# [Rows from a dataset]
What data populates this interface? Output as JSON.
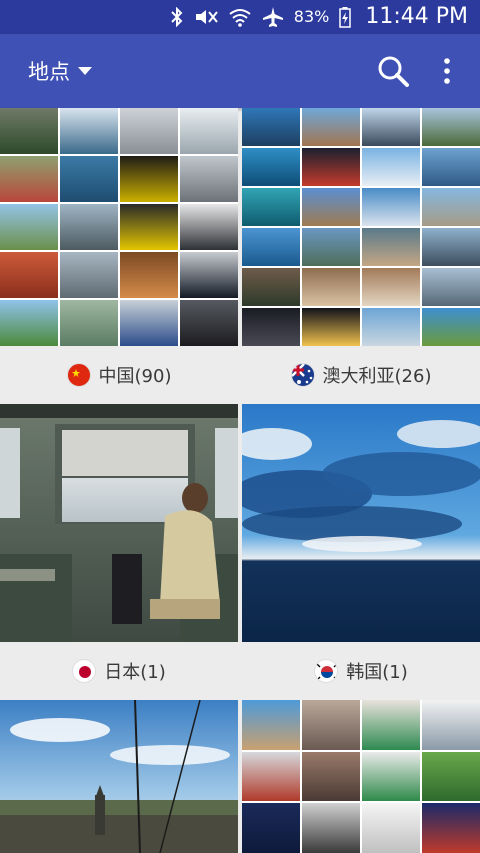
{
  "status": {
    "battery": "83%",
    "time": "11:44 PM"
  },
  "appbar": {
    "title": "地点"
  },
  "places": [
    {
      "label": "中国(90)",
      "flag": "china"
    },
    {
      "label": "澳大利亚(26)",
      "flag": "australia"
    },
    {
      "label": "日本(1)",
      "flag": "japan"
    },
    {
      "label": "韩国(1)",
      "flag": "korea"
    }
  ],
  "colors": {
    "statusbar": "#2b3a9c",
    "appbar": "#3f51b5",
    "background": "#ececec"
  }
}
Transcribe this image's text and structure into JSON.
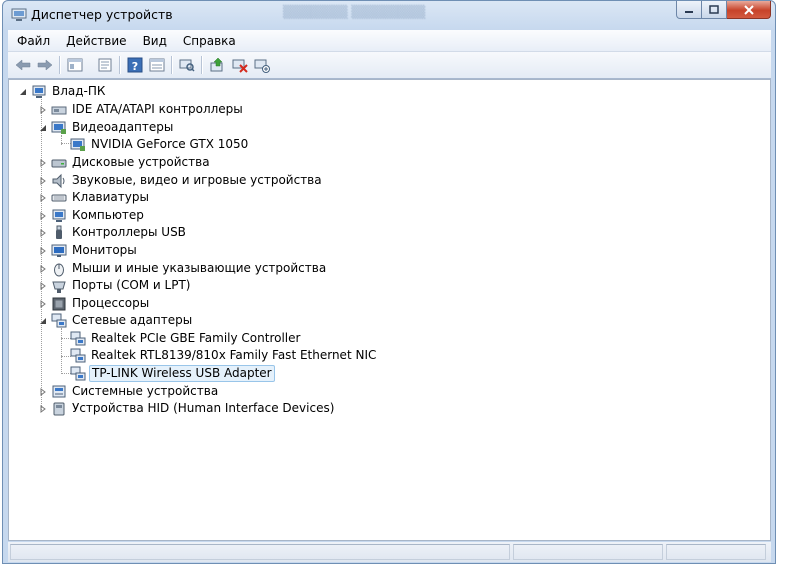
{
  "window": {
    "title": "Диспетчер устройств"
  },
  "menu": [
    "Файл",
    "Действие",
    "Вид",
    "Справка"
  ],
  "toolbar_icons": [
    "back-icon",
    "forward-icon",
    "show-hide-tree-icon",
    "properties-icon",
    "help-icon",
    "view-icon",
    "scan-hardware-icon",
    "update-driver-icon",
    "disable-device-icon",
    "uninstall-device-icon"
  ],
  "tree": {
    "root": "Влад-ПК",
    "categories": [
      {
        "label": "IDE ATA/ATAPI контроллеры",
        "icon": "ide-controller-icon",
        "expanded": false
      },
      {
        "label": "Видеоадаптеры",
        "icon": "display-adapter-icon",
        "expanded": true,
        "children": [
          "NVIDIA GeForce GTX 1050"
        ]
      },
      {
        "label": "Дисковые устройства",
        "icon": "disk-drive-icon",
        "expanded": false
      },
      {
        "label": "Звуковые, видео и игровые устройства",
        "icon": "speaker-icon",
        "expanded": false
      },
      {
        "label": "Клавиатуры",
        "icon": "keyboard-icon",
        "expanded": false
      },
      {
        "label": "Компьютер",
        "icon": "computer-icon",
        "expanded": false
      },
      {
        "label": "Контроллеры USB",
        "icon": "usb-icon",
        "expanded": false
      },
      {
        "label": "Мониторы",
        "icon": "monitor-icon",
        "expanded": false
      },
      {
        "label": "Мыши и иные указывающие устройства",
        "icon": "mouse-icon",
        "expanded": false
      },
      {
        "label": "Порты (COM и LPT)",
        "icon": "port-icon",
        "expanded": false
      },
      {
        "label": "Процессоры",
        "icon": "processor-icon",
        "expanded": false
      },
      {
        "label": "Сетевые адаптеры",
        "icon": "network-adapter-icon",
        "expanded": true,
        "children": [
          "Realtek PCIe GBE Family Controller",
          "Realtek RTL8139/810x Family Fast Ethernet NIC",
          "TP-LINK Wireless USB Adapter"
        ],
        "selected_child": 2
      },
      {
        "label": "Системные устройства",
        "icon": "system-device-icon",
        "expanded": false
      },
      {
        "label": "Устройства HID (Human Interface Devices)",
        "icon": "hid-icon",
        "expanded": false
      }
    ]
  },
  "colors": {
    "selection_bg": "#e5f1fb",
    "selection_border": "#99c5e9",
    "close_button": "#c7432a",
    "window_frame": "#c6d8ee"
  }
}
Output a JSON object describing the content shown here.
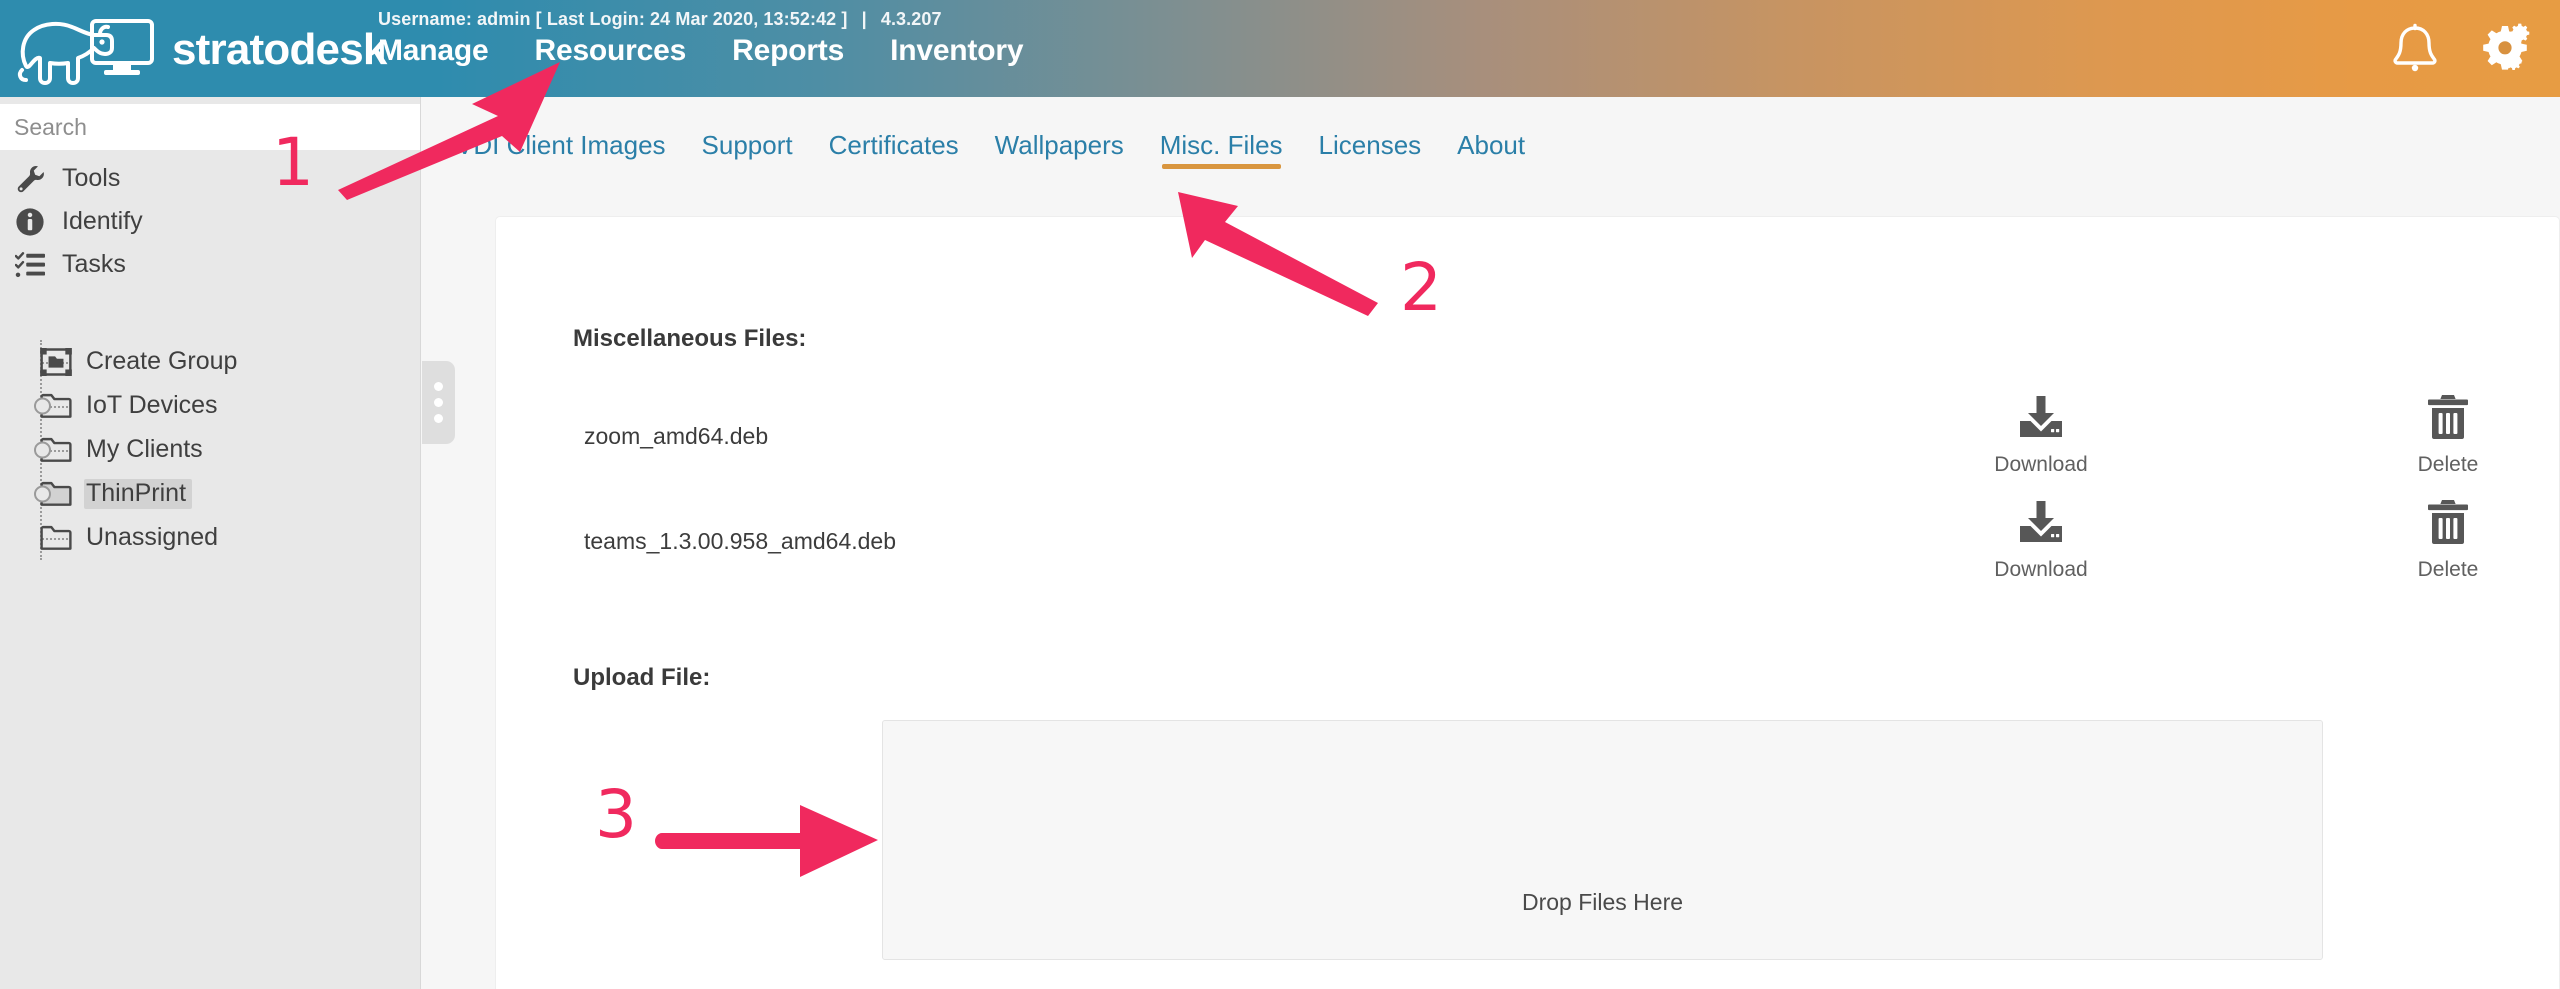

# [Task directions]
Transcribe the records above exactly as they appear, leaving out any pictures.

# [Result]
What data populates this interface? Output as JSON.
{
  "status": {
    "battery": "83%",
    "time": "11:44 PM"
  },
  "appbar": {
    "title": "地点"
  },
  "places": [
    {
      "label": "中国(90)",
      "flag": "china"
    },
    {
      "label": "澳大利亚(26)",
      "flag": "australia"
    },
    {
      "label": "日本(1)",
      "flag": "japan"
    },
    {
      "label": "韩国(1)",
      "flag": "korea"
    }
  ],
  "colors": {
    "statusbar": "#2b3a9c",
    "appbar": "#3f51b5",
    "background": "#ececec"
  }
}
Transcribe this image's text and structure into JSON.
{
  "window": {
    "title": "Диспетчер устройств"
  },
  "menu": [
    "Файл",
    "Действие",
    "Вид",
    "Справка"
  ],
  "toolbar_icons": [
    "back-icon",
    "forward-icon",
    "show-hide-tree-icon",
    "properties-icon",
    "help-icon",
    "view-icon",
    "scan-hardware-icon",
    "update-driver-icon",
    "disable-device-icon",
    "uninstall-device-icon"
  ],
  "tree": {
    "root": "Влад-ПК",
    "categories": [
      {
        "label": "IDE ATA/ATAPI контроллеры",
        "icon": "ide-controller-icon",
        "expanded": false
      },
      {
        "label": "Видеоадаптеры",
        "icon": "display-adapter-icon",
        "expanded": true,
        "children": [
          "NVIDIA GeForce GTX 1050"
        ]
      },
      {
        "label": "Дисковые устройства",
        "icon": "disk-drive-icon",
        "expanded": false
      },
      {
        "label": "Звуковые, видео и игровые устройства",
        "icon": "speaker-icon",
        "expanded": false
      },
      {
        "label": "Клавиатуры",
        "icon": "keyboard-icon",
        "expanded": false
      },
      {
        "label": "Компьютер",
        "icon": "computer-icon",
        "expanded": false
      },
      {
        "label": "Контроллеры USB",
        "icon": "usb-icon",
        "expanded": false
      },
      {
        "label": "Мониторы",
        "icon": "monitor-icon",
        "expanded": false
      },
      {
        "label": "Мыши и иные указывающие устройства",
        "icon": "mouse-icon",
        "expanded": false
      },
      {
        "label": "Порты (COM и LPT)",
        "icon": "port-icon",
        "expanded": false
      },
      {
        "label": "Процессоры",
        "icon": "processor-icon",
        "expanded": false
      },
      {
        "label": "Сетевые адаптеры",
        "icon": "network-adapter-icon",
        "expanded": true,
        "children": [
          "Realtek PCIe GBE Family Controller",
          "Realtek RTL8139/810x Family Fast Ethernet NIC",
          "TP-LINK Wireless USB Adapter"
        ],
        "selected_child": 2
      },
      {
        "label": "Системные устройства",
        "icon": "system-device-icon",
        "expanded": false
      },
      {
        "label": "Устройства HID (Human Interface Devices)",
        "icon": "hid-icon",
        "expanded": false
      }
    ]
  },
  "colors": {
    "selection_bg": "#e5f1fb",
    "selection_border": "#99c5e9",
    "close_button": "#c7432a",
    "window_frame": "#c6d8ee"
  }
}
Output a JSON object describing the content shown here.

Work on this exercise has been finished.